== INPUT

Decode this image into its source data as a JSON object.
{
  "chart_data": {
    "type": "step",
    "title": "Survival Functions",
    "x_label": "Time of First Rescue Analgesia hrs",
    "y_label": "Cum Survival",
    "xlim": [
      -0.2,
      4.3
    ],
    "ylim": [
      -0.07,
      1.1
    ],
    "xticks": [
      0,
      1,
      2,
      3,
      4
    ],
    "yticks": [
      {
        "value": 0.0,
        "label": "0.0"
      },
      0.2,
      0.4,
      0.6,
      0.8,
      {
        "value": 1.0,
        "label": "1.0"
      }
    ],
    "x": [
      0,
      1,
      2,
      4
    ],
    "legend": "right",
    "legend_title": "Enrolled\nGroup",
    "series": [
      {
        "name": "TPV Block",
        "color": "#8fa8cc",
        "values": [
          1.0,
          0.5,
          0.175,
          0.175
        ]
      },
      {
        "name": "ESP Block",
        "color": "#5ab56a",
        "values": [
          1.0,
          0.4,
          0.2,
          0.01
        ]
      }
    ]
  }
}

====

• [WHAT YOU HAVE TO DO]:
Output every entry shown above, exactly.

• [TASK RESPONSE]:
Decode this image into its source data as a JSON object.
{
  "chart_data": {
    "type": "step",
    "title": "Survival Functions",
    "x_label": "Time of First Rescue Analgesia hrs",
    "y_label": "Cum Survival",
    "xlim": [
      -0.2,
      4.3
    ],
    "ylim": [
      -0.07,
      1.1
    ],
    "xticks": [
      0,
      1,
      2,
      3,
      4
    ],
    "yticks": [
      {
        "value": 0.0,
        "label": "0.0"
      },
      0.2,
      0.4,
      0.6,
      0.8,
      {
        "value": 1.0,
        "label": "1.0"
      }
    ],
    "x": [
      0,
      1,
      2,
      4
    ],
    "legend": "right",
    "legend_title": "Enrolled\nGroup",
    "series": [
      {
        "name": "TPV Block",
        "color": "#8fa8cc",
        "values": [
          1.0,
          0.5,
          0.175,
          0.175
        ]
      },
      {
        "name": "ESP Block",
        "color": "#5ab56a",
        "values": [
          1.0,
          0.4,
          0.2,
          0.01
        ]
      }
    ]
  }
}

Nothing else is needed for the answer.